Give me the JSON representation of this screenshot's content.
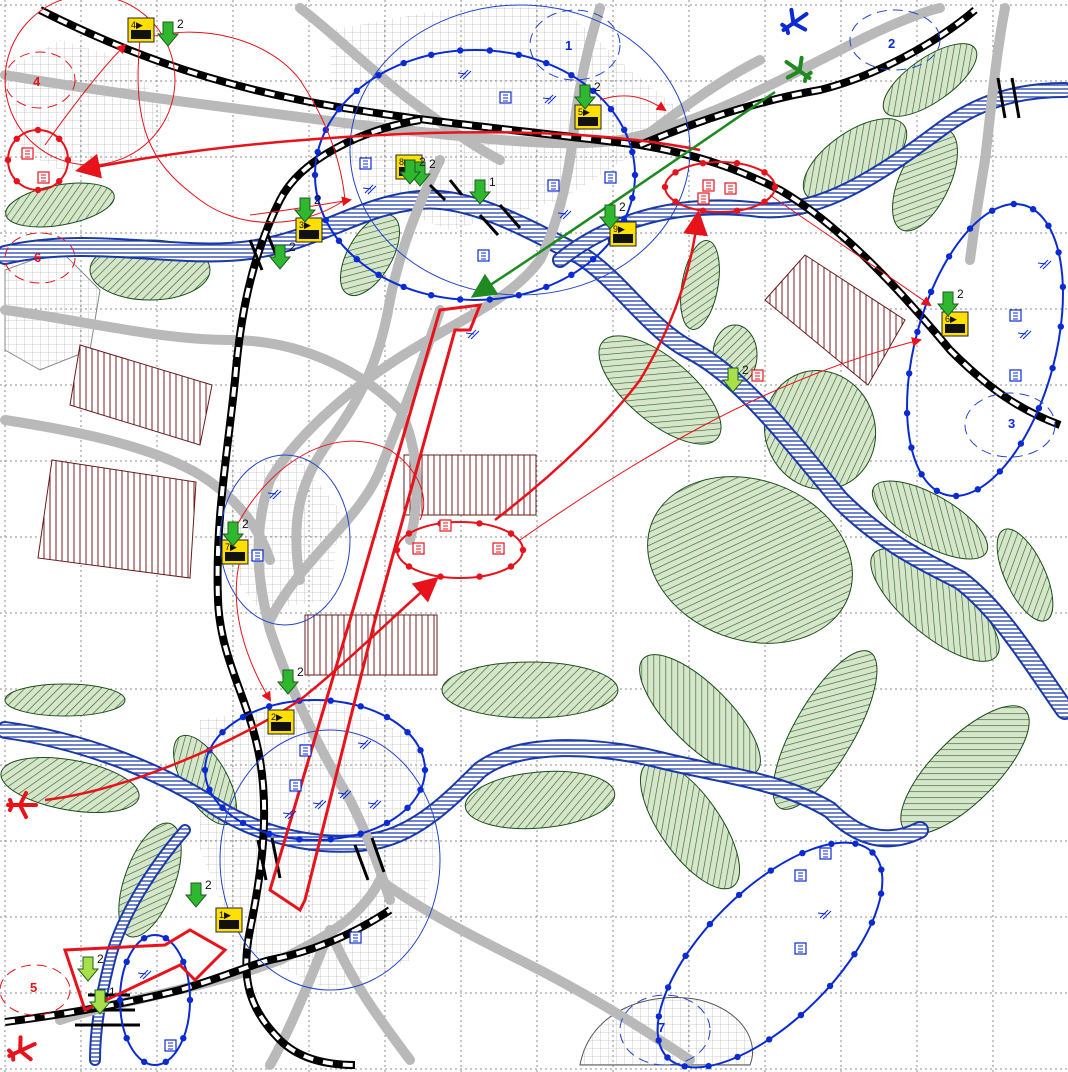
{
  "colors": {
    "friendly": "#0a2bd4",
    "hostile": "#e8121b",
    "green": "#1f8a1f",
    "forest_fill": "#cfe0c2",
    "forest_stroke": "#1d4d1d",
    "road": "#b9b9b9",
    "river": "#1b3aa8",
    "rail": "#000000",
    "grid": "#9a9a9a",
    "marker_bg": "#ffe000"
  },
  "zone_labels": {
    "z1": "1",
    "z2": "2",
    "z3": "3",
    "z4": "4",
    "z5": "5",
    "z6": "6",
    "z7": "7"
  },
  "unit_markers": {
    "m1": "1▶",
    "m2": "2▶",
    "m3": "3▶",
    "m4": "4▶",
    "m5": "5▶",
    "m6": "6▶",
    "m7": "7▶",
    "m8": "8▶",
    "m9": "9▶"
  },
  "drop_counts": {
    "d_a": "2",
    "d_b": "2",
    "d_c": "2",
    "d_d": "2",
    "d_e": "2",
    "d_f": "1",
    "d_g": "2",
    "d_h": "2",
    "d_i": "2",
    "d_j": "2",
    "d_k": "2",
    "d_l": "2",
    "d_m": "2",
    "d_n": "2",
    "d_o": "1"
  },
  "icons": {
    "aircraft_friendly": "plane-icon",
    "aircraft_hostile": "plane-icon",
    "aircraft_green": "plane-icon",
    "unit_box": "unit-box-icon",
    "supply_drop": "drop-arrow-icon"
  }
}
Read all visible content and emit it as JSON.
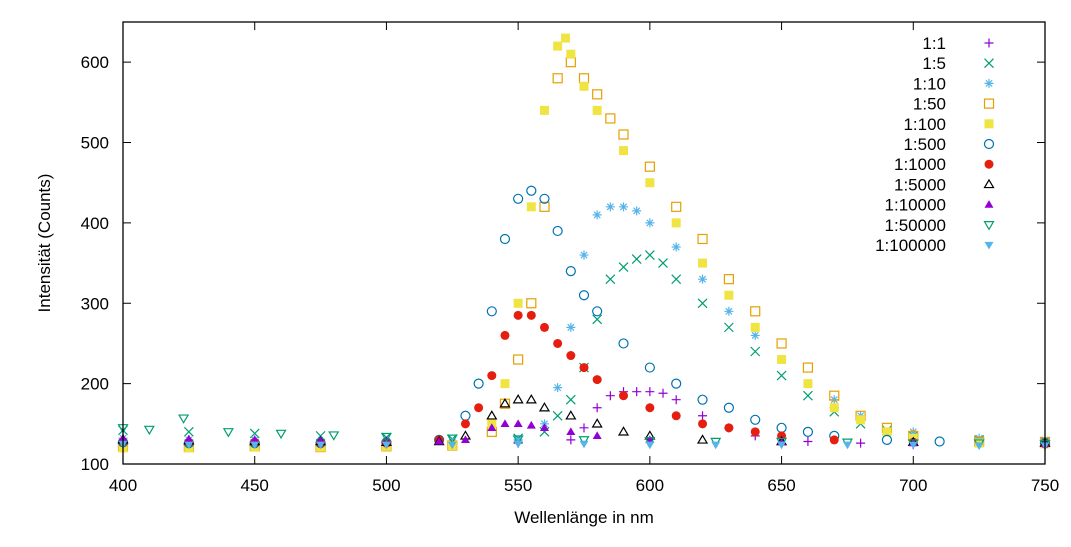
{
  "chart_data": {
    "type": "scatter",
    "title": "",
    "xlabel": "Wellenlänge in nm",
    "ylabel": "Intensität (Counts)",
    "xlim": [
      400,
      750
    ],
    "ylim": [
      100,
      650
    ],
    "xticks": [
      400,
      450,
      500,
      550,
      600,
      650,
      700,
      750
    ],
    "yticks": [
      100,
      200,
      300,
      400,
      500,
      600
    ],
    "grid": false,
    "legend": "top-right",
    "series": [
      {
        "name": "1:1",
        "marker": "plus",
        "color": "#9400d3",
        "x": [
          400,
          425,
          450,
          475,
          500,
          525,
          550,
          570,
          575,
          580,
          585,
          590,
          595,
          600,
          605,
          610,
          620,
          630,
          640,
          660,
          680,
          700,
          725,
          750
        ],
        "y": [
          125,
          124,
          125,
          124,
          124,
          125,
          126,
          130,
          145,
          170,
          185,
          190,
          190,
          190,
          188,
          180,
          160,
          145,
          135,
          128,
          126,
          124,
          124,
          122
        ]
      },
      {
        "name": "1:5",
        "marker": "x",
        "color": "#009e73",
        "x": [
          400,
          425,
          450,
          475,
          500,
          525,
          550,
          560,
          565,
          570,
          575,
          580,
          585,
          590,
          595,
          600,
          605,
          610,
          620,
          630,
          640,
          650,
          660,
          670,
          680,
          690,
          700,
          725,
          750
        ],
        "y": [
          142,
          140,
          138,
          135,
          133,
          131,
          132,
          140,
          160,
          180,
          220,
          280,
          330,
          345,
          355,
          360,
          350,
          330,
          300,
          270,
          240,
          210,
          185,
          165,
          150,
          142,
          135,
          130,
          128
        ]
      },
      {
        "name": "1:10",
        "marker": "star",
        "color": "#56b4e9",
        "x": [
          400,
          425,
          450,
          475,
          500,
          525,
          550,
          560,
          565,
          570,
          575,
          580,
          585,
          590,
          595,
          600,
          610,
          620,
          630,
          640,
          650,
          660,
          670,
          680,
          700,
          725,
          750
        ],
        "y": [
          132,
          130,
          130,
          128,
          128,
          127,
          130,
          150,
          195,
          270,
          360,
          410,
          420,
          420,
          415,
          400,
          370,
          330,
          290,
          260,
          230,
          200,
          180,
          160,
          140,
          132,
          130
        ]
      },
      {
        "name": "1:50",
        "marker": "square-open",
        "color": "#e69f00",
        "x": [
          400,
          425,
          450,
          475,
          500,
          525,
          540,
          545,
          550,
          555,
          560,
          565,
          570,
          575,
          580,
          585,
          590,
          600,
          610,
          620,
          630,
          640,
          650,
          660,
          670,
          680,
          690,
          700,
          725,
          750
        ],
        "y": [
          122,
          121,
          122,
          121,
          122,
          123,
          140,
          175,
          230,
          300,
          420,
          580,
          600,
          580,
          560,
          530,
          510,
          470,
          420,
          380,
          330,
          290,
          250,
          220,
          185,
          160,
          145,
          135,
          128,
          127
        ]
      },
      {
        "name": "1:100",
        "marker": "square",
        "color": "#f0e442",
        "x": [
          400,
          425,
          450,
          475,
          500,
          525,
          540,
          545,
          550,
          555,
          560,
          565,
          568,
          570,
          575,
          580,
          590,
          600,
          610,
          620,
          630,
          640,
          650,
          660,
          670,
          680,
          690,
          700,
          725,
          750
        ],
        "y": [
          120,
          120,
          121,
          121,
          122,
          123,
          150,
          200,
          300,
          420,
          540,
          620,
          630,
          610,
          570,
          540,
          490,
          450,
          400,
          350,
          310,
          270,
          230,
          200,
          170,
          155,
          140,
          132,
          126,
          125
        ]
      },
      {
        "name": "1:500",
        "marker": "circle-open",
        "color": "#0072b2",
        "x": [
          400,
          425,
          450,
          475,
          500,
          520,
          530,
          535,
          540,
          545,
          550,
          555,
          560,
          565,
          570,
          575,
          580,
          590,
          600,
          610,
          620,
          630,
          640,
          650,
          660,
          670,
          690,
          710,
          750
        ],
        "y": [
          127,
          126,
          126,
          126,
          127,
          130,
          160,
          200,
          290,
          380,
          430,
          440,
          430,
          390,
          340,
          310,
          290,
          250,
          220,
          200,
          180,
          170,
          155,
          145,
          140,
          135,
          130,
          128,
          126
        ]
      },
      {
        "name": "1:1000",
        "marker": "circle",
        "color": "#e51e10",
        "x": [
          400,
          425,
          450,
          475,
          500,
          520,
          530,
          535,
          540,
          545,
          550,
          555,
          560,
          565,
          570,
          575,
          580,
          590,
          600,
          610,
          620,
          630,
          640,
          650,
          670,
          700,
          750
        ],
        "y": [
          128,
          127,
          127,
          126,
          126,
          130,
          150,
          170,
          210,
          260,
          285,
          285,
          270,
          250,
          235,
          220,
          205,
          185,
          170,
          160,
          150,
          145,
          140,
          135,
          130,
          127,
          125
        ]
      },
      {
        "name": "1:5000",
        "marker": "triangle-open",
        "color": "#000000",
        "x": [
          400,
          425,
          450,
          475,
          500,
          520,
          530,
          540,
          545,
          550,
          555,
          560,
          570,
          580,
          590,
          600,
          620,
          650,
          700,
          750
        ],
        "y": [
          130,
          129,
          128,
          128,
          127,
          128,
          135,
          160,
          175,
          180,
          180,
          170,
          160,
          150,
          140,
          135,
          130,
          128,
          127,
          126
        ]
      },
      {
        "name": "1:10000",
        "marker": "triangle",
        "color": "#9400d3",
        "x": [
          400,
          425,
          450,
          475,
          500,
          520,
          530,
          540,
          545,
          550,
          555,
          560,
          570,
          580,
          600,
          650,
          700,
          750
        ],
        "y": [
          132,
          131,
          130,
          129,
          128,
          128,
          130,
          145,
          150,
          150,
          148,
          145,
          140,
          135,
          130,
          127,
          126,
          125
        ]
      },
      {
        "name": "1:50000",
        "marker": "triangle-down-open",
        "color": "#009e73",
        "x": [
          400,
          410,
          423,
          440,
          460,
          480,
          500,
          525,
          550,
          575,
          600,
          625,
          650,
          675,
          700,
          725,
          750
        ],
        "y": [
          145,
          143,
          157,
          140,
          138,
          136,
          134,
          132,
          131,
          130,
          129,
          128,
          128,
          127,
          126,
          126,
          125
        ]
      },
      {
        "name": "1:100000",
        "marker": "triangle-down",
        "color": "#56b4e9",
        "x": [
          400,
          425,
          450,
          475,
          500,
          525,
          550,
          575,
          600,
          625,
          650,
          675,
          700,
          725,
          750
        ],
        "y": [
          125,
          124,
          124,
          124,
          124,
          124,
          125,
          125,
          124,
          124,
          124,
          124,
          124,
          123,
          123
        ]
      }
    ]
  }
}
========================
Written task. Tell how many lines of the data include the word "open", and nothing else.

Answer to this exercise. 4